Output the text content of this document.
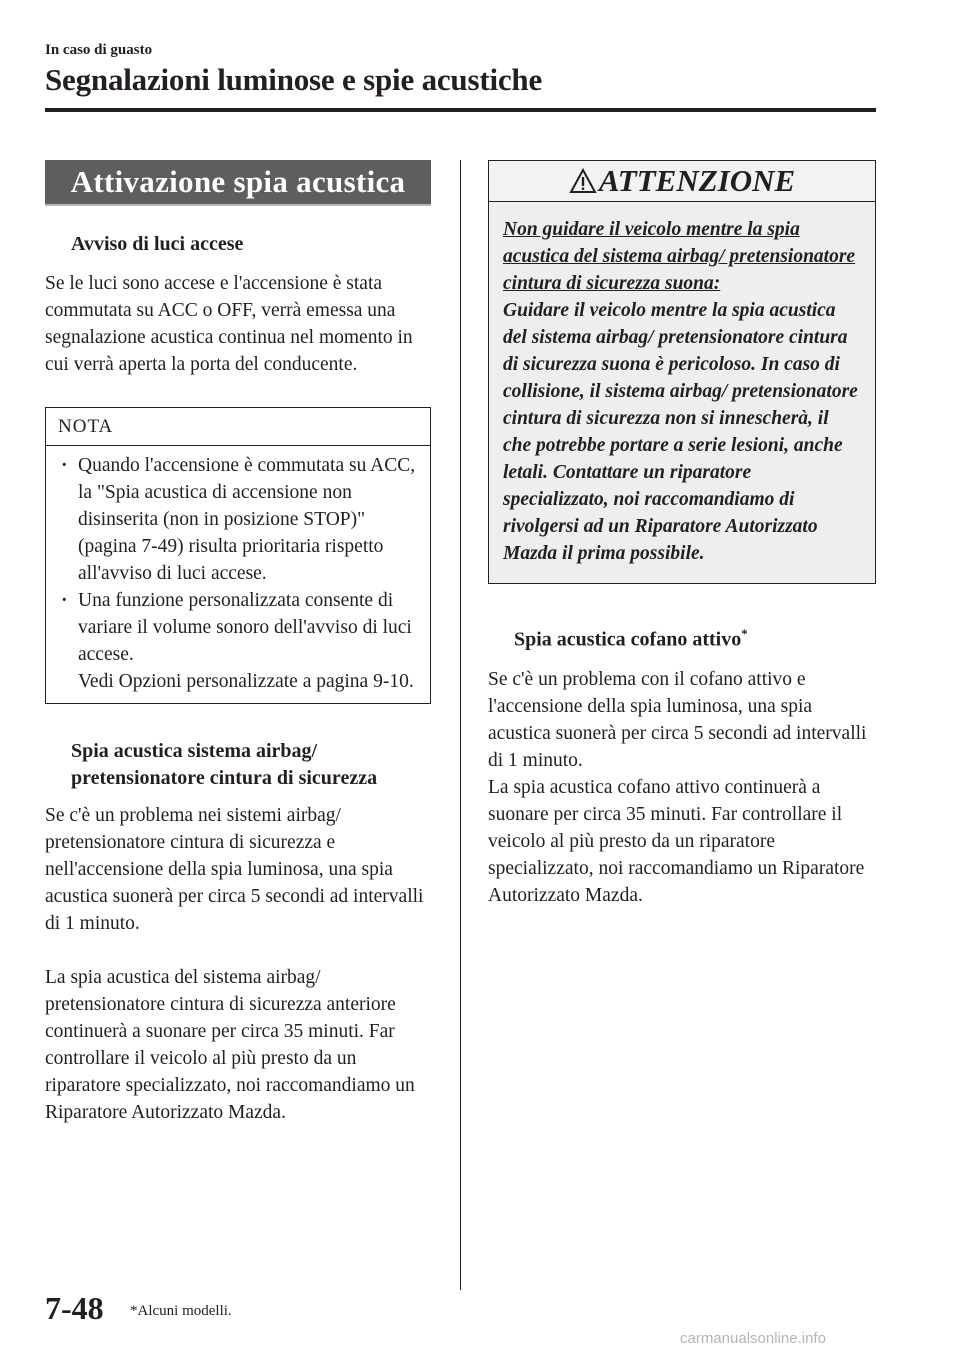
In caso di guasto
Segnalazioni luminose e spie acustiche
Attivazione spia acustica
Avviso di luci accese

Se le luci sono accese e l'accensione è stata commutata su ACC o OFF, verrà emessa una segnalazione acustica continua nel momento in cui verrà aperta la porta del conducente.

NOTA
· Quando l'accensione è commutata su ACC, la "Spia acustica di accensione non disinserita (non in posizione STOP)" (pagina 7-49) risulta prioritaria rispetto all'avviso di luci accese.
· Una funzione personalizzata consente di variare il volume sonoro dell'avviso di luci accese.
Vedi Opzioni personalizzate a pagina 9-10.
Spia acustica sistema airbag/
pretensionatore cintura di sicurezza

Se c'è un problema nei sistemi airbag/ pretensionatore cintura di sicurezza e nell'accensione della spia luminosa, una spia acustica suonerà per circa 5 secondi ad intervalli di 1 minuto.

La spia acustica del sistema airbag/ pretensionatore cintura di sicurezza anteriore continuerà a suonare per circa 35 minuti. Far controllare il veicolo al più presto da un riparatore specializzato, noi raccomandiamo un Riparatore Autorizzato Mazda.

ATTENZIONE
Non guidare il veicolo mentre la spia acustica del sistema airbag/ pretensionatore cintura di sicurezza suona:
Guidare il veicolo mentre la spia acustica del sistema airbag/ pretensionatore cintura di sicurezza suona è pericoloso. In caso di collisione, il sistema airbag/ pretensionatore cintura di sicurezza non si innescherà, il che potrebbe portare a serie lesioni, anche letali. Contattare un riparatore specializzato, noi raccomandiamo di rivolgersi ad un Riparatore Autorizzato Mazda il prima possibile.
Spia acustica cofano attivo*

Se c'è un problema con il cofano attivo e l'accensione della spia luminosa, una spia acustica suonerà per circa 5 secondi ad intervalli di 1 minuto.

La spia acustica cofano attivo continuerà a suonare per circa 35 minuti. Far controllare il veicolo al più presto da un riparatore specializzato, noi raccomandiamo un Riparatore Autorizzato Mazda.

7-48 *Alcuni modelli.
carmanualsonline.info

========

=== INSTRUCTIONS TO FOLLOW ===
Each line in the listing above that contains "pagina" should be copied.

=== WORKED ANSWER ===
· Quando l'accensione è commutata su ACC, la "Spia acustica di accensione non disinserita (non in posizione STOP)" (pagina 7-49) risulta prioritaria rispetto all'avviso di luci accese.
Vedi Opzioni personalizzate a pagina 9-10.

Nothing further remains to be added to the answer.